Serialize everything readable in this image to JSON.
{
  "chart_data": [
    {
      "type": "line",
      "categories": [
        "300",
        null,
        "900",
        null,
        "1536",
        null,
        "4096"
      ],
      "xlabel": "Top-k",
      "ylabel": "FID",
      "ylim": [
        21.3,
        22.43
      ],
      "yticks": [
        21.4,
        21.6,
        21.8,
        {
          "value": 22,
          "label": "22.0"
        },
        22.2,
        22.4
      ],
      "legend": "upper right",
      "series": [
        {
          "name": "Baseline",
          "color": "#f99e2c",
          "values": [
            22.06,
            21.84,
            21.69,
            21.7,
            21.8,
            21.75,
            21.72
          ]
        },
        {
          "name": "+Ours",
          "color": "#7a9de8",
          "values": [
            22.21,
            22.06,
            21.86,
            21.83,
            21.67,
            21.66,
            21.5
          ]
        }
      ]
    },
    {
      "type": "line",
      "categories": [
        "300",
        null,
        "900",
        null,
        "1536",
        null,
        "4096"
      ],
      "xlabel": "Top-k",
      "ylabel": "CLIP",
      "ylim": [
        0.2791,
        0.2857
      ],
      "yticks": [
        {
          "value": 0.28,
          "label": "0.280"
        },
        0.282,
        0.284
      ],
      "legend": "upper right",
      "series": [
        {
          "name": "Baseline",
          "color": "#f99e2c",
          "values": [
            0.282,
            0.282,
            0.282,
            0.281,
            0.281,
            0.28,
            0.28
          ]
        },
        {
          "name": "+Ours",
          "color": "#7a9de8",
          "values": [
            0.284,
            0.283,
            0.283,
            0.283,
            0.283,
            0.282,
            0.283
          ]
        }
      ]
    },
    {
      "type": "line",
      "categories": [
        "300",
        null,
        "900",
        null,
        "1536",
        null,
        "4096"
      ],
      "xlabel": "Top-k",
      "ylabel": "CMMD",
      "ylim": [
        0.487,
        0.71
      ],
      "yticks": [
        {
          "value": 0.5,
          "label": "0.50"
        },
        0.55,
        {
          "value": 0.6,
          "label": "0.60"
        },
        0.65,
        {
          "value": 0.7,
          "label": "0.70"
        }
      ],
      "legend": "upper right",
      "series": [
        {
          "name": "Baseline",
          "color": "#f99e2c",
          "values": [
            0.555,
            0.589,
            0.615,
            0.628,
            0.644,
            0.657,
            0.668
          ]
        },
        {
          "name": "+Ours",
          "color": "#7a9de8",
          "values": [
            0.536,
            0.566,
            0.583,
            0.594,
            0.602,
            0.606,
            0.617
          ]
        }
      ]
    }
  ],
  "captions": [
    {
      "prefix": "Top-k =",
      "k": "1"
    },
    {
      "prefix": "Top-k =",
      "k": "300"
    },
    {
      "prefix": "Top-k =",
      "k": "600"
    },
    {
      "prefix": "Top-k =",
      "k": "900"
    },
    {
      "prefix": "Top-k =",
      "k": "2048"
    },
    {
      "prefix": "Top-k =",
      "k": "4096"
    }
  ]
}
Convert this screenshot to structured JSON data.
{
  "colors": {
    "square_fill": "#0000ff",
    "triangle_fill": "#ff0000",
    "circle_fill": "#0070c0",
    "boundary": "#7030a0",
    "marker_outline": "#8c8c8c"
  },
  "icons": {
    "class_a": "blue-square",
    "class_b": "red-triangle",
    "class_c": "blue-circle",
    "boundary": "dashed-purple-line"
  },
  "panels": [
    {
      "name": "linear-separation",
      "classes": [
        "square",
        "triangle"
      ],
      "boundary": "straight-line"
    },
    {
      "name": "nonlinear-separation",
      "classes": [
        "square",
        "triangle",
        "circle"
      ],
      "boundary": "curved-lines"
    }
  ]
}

(WRITTEN REQUEST): Restate all of the entries exactly, please.

(FULL ANSWER):
Serialize everything readable in this image to JSON.
{
  "chart_data": [
    {
      "type": "line",
      "categories": [
        "300",
        null,
        "900",
        null,
        "1536",
        null,
        "4096"
      ],
      "xlabel": "Top-k",
      "ylabel": "FID",
      "ylim": [
        21.3,
        22.43
      ],
      "yticks": [
        21.4,
        21.6,
        21.8,
        {
          "value": 22,
          "label": "22.0"
        },
        22.2,
        22.4
      ],
      "legend": "upper right",
      "series": [
        {
          "name": "Baseline",
          "color": "#f99e2c",
          "values": [
            22.06,
            21.84,
            21.69,
            21.7,
            21.8,
            21.75,
            21.72
          ]
        },
        {
          "name": "+Ours",
          "color": "#7a9de8",
          "values": [
            22.21,
            22.06,
            21.86,
            21.83,
            21.67,
            21.66,
            21.5
          ]
        }
      ]
    },
    {
      "type": "line",
      "categories": [
        "300",
        null,
        "900",
        null,
        "1536",
        null,
        "4096"
      ],
      "xlabel": "Top-k",
      "ylabel": "CLIP",
      "ylim": [
        0.2791,
        0.2857
      ],
      "yticks": [
        {
          "value": 0.28,
          "label": "0.280"
        },
        0.282,
        0.284
      ],
      "legend": "upper right",
      "series": [
        {
          "name": "Baseline",
          "color": "#f99e2c",
          "values": [
            0.282,
            0.282,
            0.282,
            0.281,
            0.281,
            0.28,
            0.28
          ]
        },
        {
          "name": "+Ours",
          "color": "#7a9de8",
          "values": [
            0.284,
            0.283,
            0.283,
            0.283,
            0.283,
            0.282,
            0.283
          ]
        }
      ]
    },
    {
      "type": "line",
      "categories": [
        "300",
        null,
        "900",
        null,
        "1536",
        null,
        "4096"
      ],
      "xlabel": "Top-k",
      "ylabel": "CMMD",
      "ylim": [
        0.487,
        0.71
      ],
      "yticks": [
        {
          "value": 0.5,
          "label": "0.50"
        },
        0.55,
        {
          "value": 0.6,
          "label": "0.60"
        },
        0.65,
        {
          "value": 0.7,
          "label": "0.70"
        }
      ],
      "legend": "upper right",
      "series": [
        {
          "name": "Baseline",
          "color": "#f99e2c",
          "values": [
            0.555,
            0.589,
            0.615,
            0.628,
            0.644,
            0.657,
            0.668
          ]
        },
        {
          "name": "+Ours",
          "color": "#7a9de8",
          "values": [
            0.536,
            0.566,
            0.583,
            0.594,
            0.602,
            0.606,
            0.617
          ]
        }
      ]
    }
  ],
  "captions": [
    {
      "prefix": "Top-k =",
      "k": "1"
    },
    {
      "prefix": "Top-k =",
      "k": "300"
    },
    {
      "prefix": "Top-k =",
      "k": "600"
    },
    {
      "prefix": "Top-k =",
      "k": "900"
    },
    {
      "prefix": "Top-k =",
      "k": "2048"
    },
    {
      "prefix": "Top-k =",
      "k": "4096"
    }
  ]
}
Convert this screenshot to structured JSON data.
{
  "colors": {
    "square_fill": "#0000ff",
    "triangle_fill": "#ff0000",
    "circle_fill": "#0070c0",
    "boundary": "#7030a0",
    "marker_outline": "#8c8c8c"
  },
  "icons": {
    "class_a": "blue-square",
    "class_b": "red-triangle",
    "class_c": "blue-circle",
    "boundary": "dashed-purple-line"
  },
  "panels": [
    {
      "name": "linear-separation",
      "classes": [
        "square",
        "triangle"
      ],
      "boundary": "straight-line"
    },
    {
      "name": "nonlinear-separation",
      "classes": [
        "square",
        "triangle",
        "circle"
      ],
      "boundary": "curved-lines"
    }
  ]
}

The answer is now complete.